[Items from an interface collection]
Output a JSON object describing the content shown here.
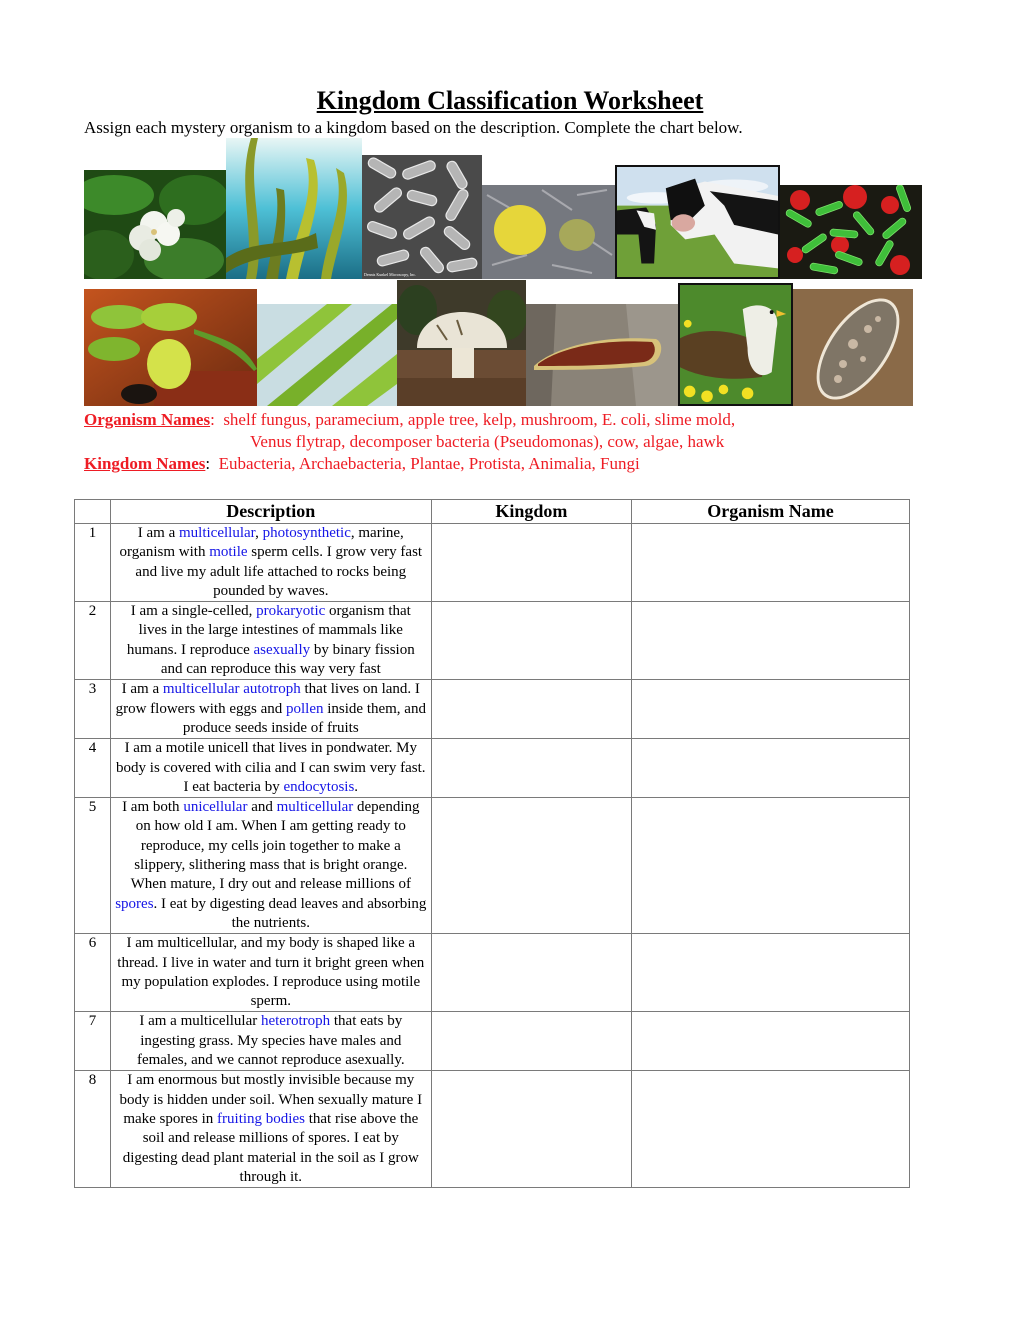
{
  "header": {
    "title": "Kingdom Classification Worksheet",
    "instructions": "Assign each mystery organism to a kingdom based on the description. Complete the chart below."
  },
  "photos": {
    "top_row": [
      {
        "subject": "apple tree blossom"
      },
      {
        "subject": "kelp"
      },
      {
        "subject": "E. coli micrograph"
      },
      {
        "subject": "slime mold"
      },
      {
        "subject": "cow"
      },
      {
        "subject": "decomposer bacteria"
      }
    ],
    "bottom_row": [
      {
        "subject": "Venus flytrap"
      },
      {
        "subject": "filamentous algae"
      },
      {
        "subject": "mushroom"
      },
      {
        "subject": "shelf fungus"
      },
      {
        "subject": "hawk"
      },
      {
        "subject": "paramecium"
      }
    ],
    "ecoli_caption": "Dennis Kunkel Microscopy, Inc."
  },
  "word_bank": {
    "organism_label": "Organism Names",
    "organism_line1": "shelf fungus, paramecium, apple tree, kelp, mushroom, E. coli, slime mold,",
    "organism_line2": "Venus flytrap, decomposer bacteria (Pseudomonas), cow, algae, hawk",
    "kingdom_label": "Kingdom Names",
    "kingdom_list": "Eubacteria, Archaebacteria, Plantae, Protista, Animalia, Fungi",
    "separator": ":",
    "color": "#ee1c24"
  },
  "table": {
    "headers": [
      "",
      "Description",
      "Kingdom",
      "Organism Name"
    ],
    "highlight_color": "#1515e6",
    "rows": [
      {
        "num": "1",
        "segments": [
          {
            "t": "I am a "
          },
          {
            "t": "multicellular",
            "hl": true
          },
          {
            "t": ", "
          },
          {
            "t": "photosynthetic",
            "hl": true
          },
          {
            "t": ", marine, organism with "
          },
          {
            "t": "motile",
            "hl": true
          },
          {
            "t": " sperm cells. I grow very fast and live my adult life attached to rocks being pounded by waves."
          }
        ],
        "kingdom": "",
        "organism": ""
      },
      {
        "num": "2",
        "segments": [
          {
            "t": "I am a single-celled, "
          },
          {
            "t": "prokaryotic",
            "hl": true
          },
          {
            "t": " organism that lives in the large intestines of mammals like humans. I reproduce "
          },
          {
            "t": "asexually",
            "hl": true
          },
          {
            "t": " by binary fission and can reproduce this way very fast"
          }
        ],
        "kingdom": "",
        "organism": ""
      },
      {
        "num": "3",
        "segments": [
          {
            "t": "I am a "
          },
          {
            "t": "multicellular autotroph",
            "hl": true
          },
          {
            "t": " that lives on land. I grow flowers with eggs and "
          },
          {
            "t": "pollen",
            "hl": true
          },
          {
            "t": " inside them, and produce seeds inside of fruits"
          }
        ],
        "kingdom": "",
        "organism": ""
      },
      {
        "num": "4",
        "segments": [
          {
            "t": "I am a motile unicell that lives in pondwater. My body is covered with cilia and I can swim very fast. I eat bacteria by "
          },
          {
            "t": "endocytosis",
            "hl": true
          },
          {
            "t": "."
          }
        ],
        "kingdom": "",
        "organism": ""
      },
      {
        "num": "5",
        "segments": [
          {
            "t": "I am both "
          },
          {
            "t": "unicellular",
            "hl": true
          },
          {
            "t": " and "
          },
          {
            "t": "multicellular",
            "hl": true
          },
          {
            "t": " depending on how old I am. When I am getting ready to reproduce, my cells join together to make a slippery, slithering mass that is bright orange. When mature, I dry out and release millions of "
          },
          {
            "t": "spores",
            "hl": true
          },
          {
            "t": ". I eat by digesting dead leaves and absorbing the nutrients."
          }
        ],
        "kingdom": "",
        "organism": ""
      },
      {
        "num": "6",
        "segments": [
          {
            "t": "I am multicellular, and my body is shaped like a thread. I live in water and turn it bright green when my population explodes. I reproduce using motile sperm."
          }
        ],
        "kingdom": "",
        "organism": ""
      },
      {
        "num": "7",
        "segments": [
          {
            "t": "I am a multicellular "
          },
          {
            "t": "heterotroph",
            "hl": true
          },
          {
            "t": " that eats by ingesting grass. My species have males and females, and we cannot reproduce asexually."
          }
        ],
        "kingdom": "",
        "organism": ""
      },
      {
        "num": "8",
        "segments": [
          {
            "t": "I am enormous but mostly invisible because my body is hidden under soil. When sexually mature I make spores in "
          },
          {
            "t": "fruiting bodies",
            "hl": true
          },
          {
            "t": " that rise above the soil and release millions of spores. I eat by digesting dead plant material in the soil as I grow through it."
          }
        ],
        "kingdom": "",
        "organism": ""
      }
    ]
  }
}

* * *

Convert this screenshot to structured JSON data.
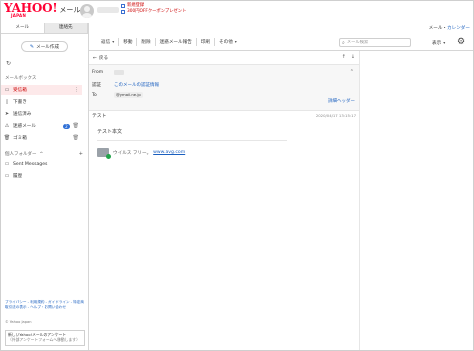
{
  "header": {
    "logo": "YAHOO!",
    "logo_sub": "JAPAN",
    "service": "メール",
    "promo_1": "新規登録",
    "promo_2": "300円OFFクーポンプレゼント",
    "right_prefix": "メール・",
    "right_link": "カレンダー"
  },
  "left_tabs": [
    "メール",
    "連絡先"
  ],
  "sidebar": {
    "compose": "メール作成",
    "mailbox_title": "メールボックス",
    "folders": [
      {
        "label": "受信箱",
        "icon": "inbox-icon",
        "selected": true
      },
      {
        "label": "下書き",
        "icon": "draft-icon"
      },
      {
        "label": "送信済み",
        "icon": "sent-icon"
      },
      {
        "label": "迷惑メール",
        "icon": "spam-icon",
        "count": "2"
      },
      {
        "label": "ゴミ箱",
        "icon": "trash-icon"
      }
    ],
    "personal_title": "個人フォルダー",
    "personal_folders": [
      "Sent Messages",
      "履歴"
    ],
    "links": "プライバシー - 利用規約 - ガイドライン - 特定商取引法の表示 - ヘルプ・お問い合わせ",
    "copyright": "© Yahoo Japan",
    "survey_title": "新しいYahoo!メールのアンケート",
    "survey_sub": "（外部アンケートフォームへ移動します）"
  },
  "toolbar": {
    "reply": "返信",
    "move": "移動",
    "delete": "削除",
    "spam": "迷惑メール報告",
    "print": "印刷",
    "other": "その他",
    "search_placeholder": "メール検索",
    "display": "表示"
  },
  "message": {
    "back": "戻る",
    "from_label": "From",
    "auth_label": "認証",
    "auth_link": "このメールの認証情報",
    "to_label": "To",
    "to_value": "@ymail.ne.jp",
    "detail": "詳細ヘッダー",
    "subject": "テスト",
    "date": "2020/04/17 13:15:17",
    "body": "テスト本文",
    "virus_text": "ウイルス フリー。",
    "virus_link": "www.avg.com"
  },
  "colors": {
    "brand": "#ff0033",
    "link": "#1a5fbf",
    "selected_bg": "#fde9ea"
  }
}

=== Exercise goal ===
If a line in the entries above contains the word "fungus", copy it.

=== Answer for this exercise ===
        "subject": "shelf fungus"
    "organism_line1": "shelf fungus, paramecium, apple tree, kelp, mushroom, E. coli, slime mold,",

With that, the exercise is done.